Short exercise:
Each line of the material must be repeated precisely, with the pictures left out.

Records for the task:
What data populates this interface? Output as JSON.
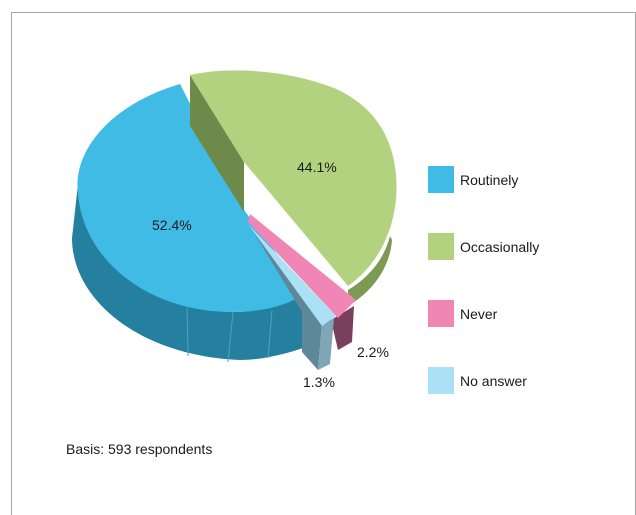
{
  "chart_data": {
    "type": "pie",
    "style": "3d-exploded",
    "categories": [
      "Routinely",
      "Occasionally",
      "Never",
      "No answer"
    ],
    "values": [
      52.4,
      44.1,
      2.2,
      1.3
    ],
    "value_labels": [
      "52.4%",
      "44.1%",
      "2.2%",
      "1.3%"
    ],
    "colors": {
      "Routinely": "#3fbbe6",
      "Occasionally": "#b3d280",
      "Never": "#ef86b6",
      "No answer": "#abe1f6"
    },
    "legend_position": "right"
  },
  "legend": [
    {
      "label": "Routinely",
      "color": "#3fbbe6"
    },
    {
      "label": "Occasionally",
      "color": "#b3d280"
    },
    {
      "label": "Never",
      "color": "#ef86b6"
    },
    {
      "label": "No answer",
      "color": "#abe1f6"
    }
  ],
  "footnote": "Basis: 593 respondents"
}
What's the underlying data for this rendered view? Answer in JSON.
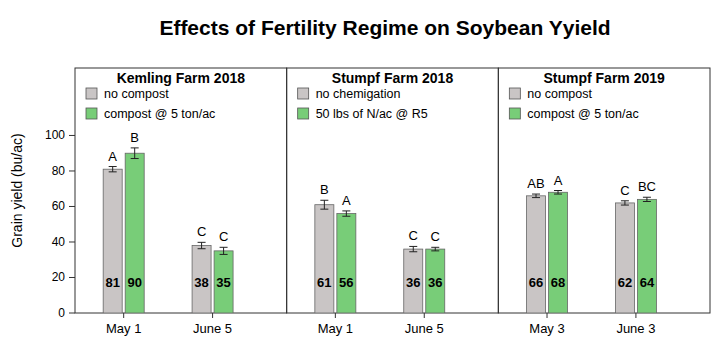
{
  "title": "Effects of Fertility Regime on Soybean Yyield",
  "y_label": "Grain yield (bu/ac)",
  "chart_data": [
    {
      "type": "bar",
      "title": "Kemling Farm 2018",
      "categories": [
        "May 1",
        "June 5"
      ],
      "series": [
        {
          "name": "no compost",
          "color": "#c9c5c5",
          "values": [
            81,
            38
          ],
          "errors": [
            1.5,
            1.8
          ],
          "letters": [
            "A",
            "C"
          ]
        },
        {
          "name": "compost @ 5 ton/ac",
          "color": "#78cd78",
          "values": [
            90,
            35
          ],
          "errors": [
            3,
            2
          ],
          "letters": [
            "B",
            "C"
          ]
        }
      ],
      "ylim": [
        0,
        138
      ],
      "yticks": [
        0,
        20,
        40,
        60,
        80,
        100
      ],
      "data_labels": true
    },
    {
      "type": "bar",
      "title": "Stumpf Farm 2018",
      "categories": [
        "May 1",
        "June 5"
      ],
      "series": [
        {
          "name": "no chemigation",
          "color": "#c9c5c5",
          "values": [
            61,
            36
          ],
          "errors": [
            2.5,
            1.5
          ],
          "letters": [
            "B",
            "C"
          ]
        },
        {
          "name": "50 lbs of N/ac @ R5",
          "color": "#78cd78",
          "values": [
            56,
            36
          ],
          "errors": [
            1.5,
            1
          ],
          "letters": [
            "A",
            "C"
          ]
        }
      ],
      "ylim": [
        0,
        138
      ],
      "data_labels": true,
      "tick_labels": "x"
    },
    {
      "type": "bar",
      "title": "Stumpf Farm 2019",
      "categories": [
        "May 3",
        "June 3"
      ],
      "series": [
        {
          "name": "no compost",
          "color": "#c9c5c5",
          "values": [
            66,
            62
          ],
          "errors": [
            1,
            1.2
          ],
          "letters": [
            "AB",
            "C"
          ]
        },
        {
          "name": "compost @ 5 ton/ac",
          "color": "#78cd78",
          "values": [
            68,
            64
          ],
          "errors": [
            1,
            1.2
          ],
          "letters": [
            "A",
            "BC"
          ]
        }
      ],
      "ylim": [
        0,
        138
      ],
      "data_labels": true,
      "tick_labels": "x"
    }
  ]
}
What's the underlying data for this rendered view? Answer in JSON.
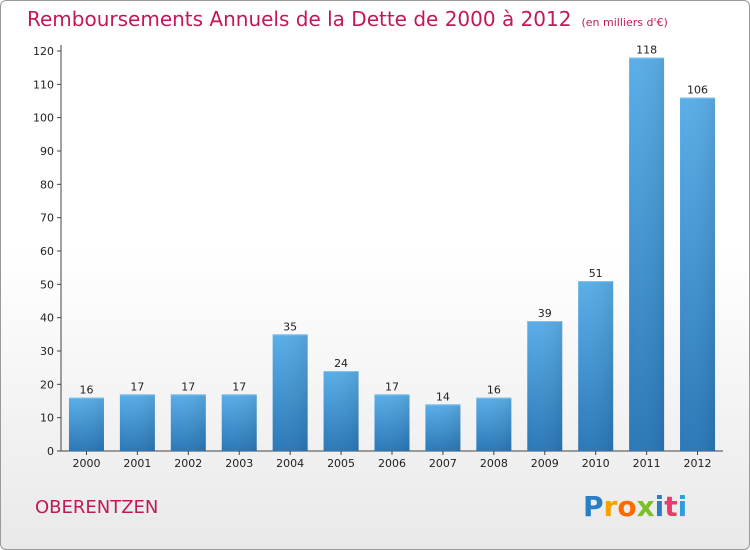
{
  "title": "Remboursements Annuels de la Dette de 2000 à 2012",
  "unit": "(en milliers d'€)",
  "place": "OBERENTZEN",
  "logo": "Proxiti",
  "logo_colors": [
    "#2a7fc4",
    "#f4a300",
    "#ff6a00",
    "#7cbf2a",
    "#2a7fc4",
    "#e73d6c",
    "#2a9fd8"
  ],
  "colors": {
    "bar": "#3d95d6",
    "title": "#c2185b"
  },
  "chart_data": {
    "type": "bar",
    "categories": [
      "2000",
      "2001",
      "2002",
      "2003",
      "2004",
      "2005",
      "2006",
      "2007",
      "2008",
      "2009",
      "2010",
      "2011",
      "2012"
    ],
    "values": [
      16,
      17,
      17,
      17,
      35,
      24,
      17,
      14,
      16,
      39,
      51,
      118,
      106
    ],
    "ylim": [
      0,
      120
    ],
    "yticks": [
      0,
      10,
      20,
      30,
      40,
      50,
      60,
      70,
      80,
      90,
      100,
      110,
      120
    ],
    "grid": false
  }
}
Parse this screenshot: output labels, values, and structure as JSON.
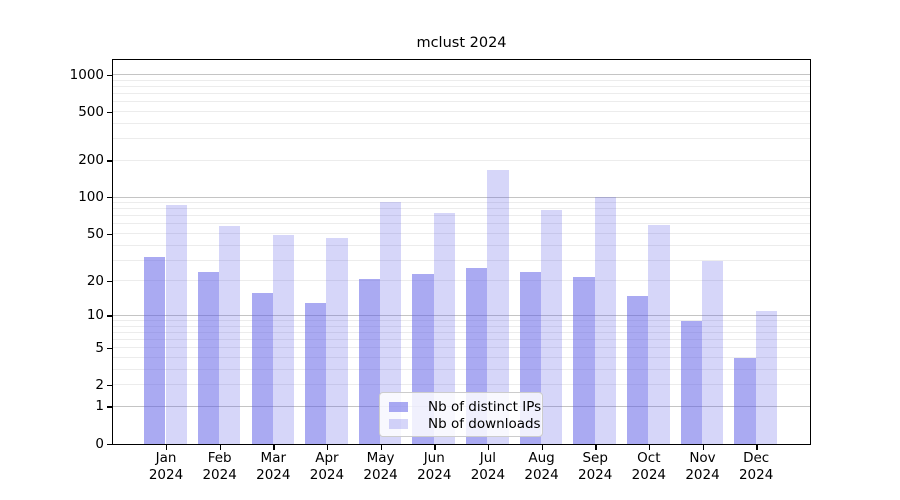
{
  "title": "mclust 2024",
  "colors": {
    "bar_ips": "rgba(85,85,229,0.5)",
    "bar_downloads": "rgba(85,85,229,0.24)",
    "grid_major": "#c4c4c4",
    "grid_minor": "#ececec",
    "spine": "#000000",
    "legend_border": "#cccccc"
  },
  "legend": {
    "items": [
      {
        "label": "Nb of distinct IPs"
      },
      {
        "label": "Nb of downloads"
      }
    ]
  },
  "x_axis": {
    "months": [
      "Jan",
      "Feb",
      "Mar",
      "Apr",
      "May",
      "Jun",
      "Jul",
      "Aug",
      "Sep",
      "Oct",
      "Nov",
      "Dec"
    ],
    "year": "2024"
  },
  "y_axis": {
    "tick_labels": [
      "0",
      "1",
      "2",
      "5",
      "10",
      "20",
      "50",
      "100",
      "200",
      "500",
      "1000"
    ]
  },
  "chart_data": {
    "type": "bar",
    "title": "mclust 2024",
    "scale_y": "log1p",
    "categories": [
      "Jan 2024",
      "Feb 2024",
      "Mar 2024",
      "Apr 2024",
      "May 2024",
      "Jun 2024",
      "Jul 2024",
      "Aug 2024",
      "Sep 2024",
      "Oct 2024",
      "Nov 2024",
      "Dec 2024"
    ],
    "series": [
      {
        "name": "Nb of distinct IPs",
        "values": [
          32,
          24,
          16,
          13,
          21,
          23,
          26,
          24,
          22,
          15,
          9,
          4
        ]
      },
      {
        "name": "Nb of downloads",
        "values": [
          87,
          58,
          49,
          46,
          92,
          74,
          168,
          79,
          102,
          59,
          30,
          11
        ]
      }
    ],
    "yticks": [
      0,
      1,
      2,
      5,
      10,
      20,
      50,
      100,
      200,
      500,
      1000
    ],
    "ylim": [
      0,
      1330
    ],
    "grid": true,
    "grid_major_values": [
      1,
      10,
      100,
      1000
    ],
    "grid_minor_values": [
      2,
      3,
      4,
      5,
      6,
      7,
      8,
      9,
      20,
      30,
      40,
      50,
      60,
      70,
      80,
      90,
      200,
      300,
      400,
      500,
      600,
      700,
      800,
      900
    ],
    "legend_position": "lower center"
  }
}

Result:
What data populates this interface? Output as JSON.
{
  "chart_data": {
    "type": "pie",
    "style": "3d-exploded",
    "categories": [
      "Routinely",
      "Occasionally",
      "Never",
      "No answer"
    ],
    "values": [
      52.4,
      44.1,
      2.2,
      1.3
    ],
    "value_labels": [
      "52.4%",
      "44.1%",
      "2.2%",
      "1.3%"
    ],
    "colors": {
      "Routinely": "#3fbbe6",
      "Occasionally": "#b3d280",
      "Never": "#ef86b6",
      "No answer": "#abe1f6"
    },
    "legend_position": "right"
  },
  "legend": [
    {
      "label": "Routinely",
      "color": "#3fbbe6"
    },
    {
      "label": "Occasionally",
      "color": "#b3d280"
    },
    {
      "label": "Never",
      "color": "#ef86b6"
    },
    {
      "label": "No answer",
      "color": "#abe1f6"
    }
  ],
  "footnote": "Basis: 593 respondents"
}
What's the underlying data for this rendered view? Answer in JSON.
{
  "title": "Effects of Fertility Regime on Soybean Yyield",
  "y_label": "Grain yield (bu/ac)",
  "chart_data": [
    {
      "type": "bar",
      "title": "Kemling Farm 2018",
      "categories": [
        "May 1",
        "June 5"
      ],
      "series": [
        {
          "name": "no compost",
          "color": "#c9c5c5",
          "values": [
            81,
            38
          ],
          "errors": [
            1.5,
            1.8
          ],
          "letters": [
            "A",
            "C"
          ]
        },
        {
          "name": "compost @ 5 ton/ac",
          "color": "#78cd78",
          "values": [
            90,
            35
          ],
          "errors": [
            3,
            2
          ],
          "letters": [
            "B",
            "C"
          ]
        }
      ],
      "ylim": [
        0,
        138
      ],
      "yticks": [
        0,
        20,
        40,
        60,
        80,
        100
      ],
      "data_labels": true
    },
    {
      "type": "bar",
      "title": "Stumpf Farm 2018",
      "categories": [
        "May 1",
        "June 5"
      ],
      "series": [
        {
          "name": "no chemigation",
          "color": "#c9c5c5",
          "values": [
            61,
            36
          ],
          "errors": [
            2.5,
            1.5
          ],
          "letters": [
            "B",
            "C"
          ]
        },
        {
          "name": "50 lbs of N/ac @ R5",
          "color": "#78cd78",
          "values": [
            56,
            36
          ],
          "errors": [
            1.5,
            1
          ],
          "letters": [
            "A",
            "C"
          ]
        }
      ],
      "ylim": [
        0,
        138
      ],
      "data_labels": true,
      "tick_labels": "x"
    },
    {
      "type": "bar",
      "title": "Stumpf Farm 2019",
      "categories": [
        "May 3",
        "June 3"
      ],
      "series": [
        {
          "name": "no compost",
          "color": "#c9c5c5",
          "values": [
            66,
            62
          ],
          "errors": [
            1,
            1.2
          ],
          "letters": [
            "AB",
            "C"
          ]
        },
        {
          "name": "compost @ 5 ton/ac",
          "color": "#78cd78",
          "values": [
            68,
            64
          ],
          "errors": [
            1,
            1.2
          ],
          "letters": [
            "A",
            "BC"
          ]
        }
      ],
      "ylim": [
        0,
        138
      ],
      "data_labels": true,
      "tick_labels": "x"
    }
  ]
}
What's the underlying data for this rendered view? Answer in JSON.
{
  "title": "Remboursements Annuels de la Dette de 2000 à 2012",
  "unit": "(en milliers d'€)",
  "place": "OBERENTZEN",
  "logo": "Proxiti",
  "logo_colors": [
    "#2a7fc4",
    "#f4a300",
    "#ff6a00",
    "#7cbf2a",
    "#2a7fc4",
    "#e73d6c",
    "#2a9fd8"
  ],
  "colors": {
    "bar": "#3d95d6",
    "title": "#c2185b"
  },
  "chart_data": {
    "type": "bar",
    "categories": [
      "2000",
      "2001",
      "2002",
      "2003",
      "2004",
      "2005",
      "2006",
      "2007",
      "2008",
      "2009",
      "2010",
      "2011",
      "2012"
    ],
    "values": [
      16,
      17,
      17,
      17,
      35,
      24,
      17,
      14,
      16,
      39,
      51,
      118,
      106
    ],
    "ylim": [
      0,
      120
    ],
    "yticks": [
      0,
      10,
      20,
      30,
      40,
      50,
      60,
      70,
      80,
      90,
      100,
      110,
      120
    ],
    "grid": false
  }
}
Parse this screenshot: output labels, values, and structure as JSON.
{
  "title": "mclust 2024",
  "colors": {
    "bar_ips": "rgba(85,85,229,0.5)",
    "bar_downloads": "rgba(85,85,229,0.24)",
    "grid_major": "#c4c4c4",
    "grid_minor": "#ececec",
    "spine": "#000000",
    "legend_border": "#cccccc"
  },
  "legend": {
    "items": [
      {
        "label": "Nb of distinct IPs"
      },
      {
        "label": "Nb of downloads"
      }
    ]
  },
  "x_axis": {
    "months": [
      "Jan",
      "Feb",
      "Mar",
      "Apr",
      "May",
      "Jun",
      "Jul",
      "Aug",
      "Sep",
      "Oct",
      "Nov",
      "Dec"
    ],
    "year": "2024"
  },
  "y_axis": {
    "tick_labels": [
      "0",
      "1",
      "2",
      "5",
      "10",
      "20",
      "50",
      "100",
      "200",
      "500",
      "1000"
    ]
  },
  "chart_data": {
    "type": "bar",
    "title": "mclust 2024",
    "scale_y": "log1p",
    "categories": [
      "Jan 2024",
      "Feb 2024",
      "Mar 2024",
      "Apr 2024",
      "May 2024",
      "Jun 2024",
      "Jul 2024",
      "Aug 2024",
      "Sep 2024",
      "Oct 2024",
      "Nov 2024",
      "Dec 2024"
    ],
    "series": [
      {
        "name": "Nb of distinct IPs",
        "values": [
          32,
          24,
          16,
          13,
          21,
          23,
          26,
          24,
          22,
          15,
          9,
          4
        ]
      },
      {
        "name": "Nb of downloads",
        "values": [
          87,
          58,
          49,
          46,
          92,
          74,
          168,
          79,
          102,
          59,
          30,
          11
        ]
      }
    ],
    "yticks": [
      0,
      1,
      2,
      5,
      10,
      20,
      50,
      100,
      200,
      500,
      1000
    ],
    "ylim": [
      0,
      1330
    ],
    "grid": true,
    "grid_major_values": [
      1,
      10,
      100,
      1000
    ],
    "grid_minor_values": [
      2,
      3,
      4,
      5,
      6,
      7,
      8,
      9,
      20,
      30,
      40,
      50,
      60,
      70,
      80,
      90,
      200,
      300,
      400,
      500,
      600,
      700,
      800,
      900
    ],
    "legend_position": "lower center"
  }
}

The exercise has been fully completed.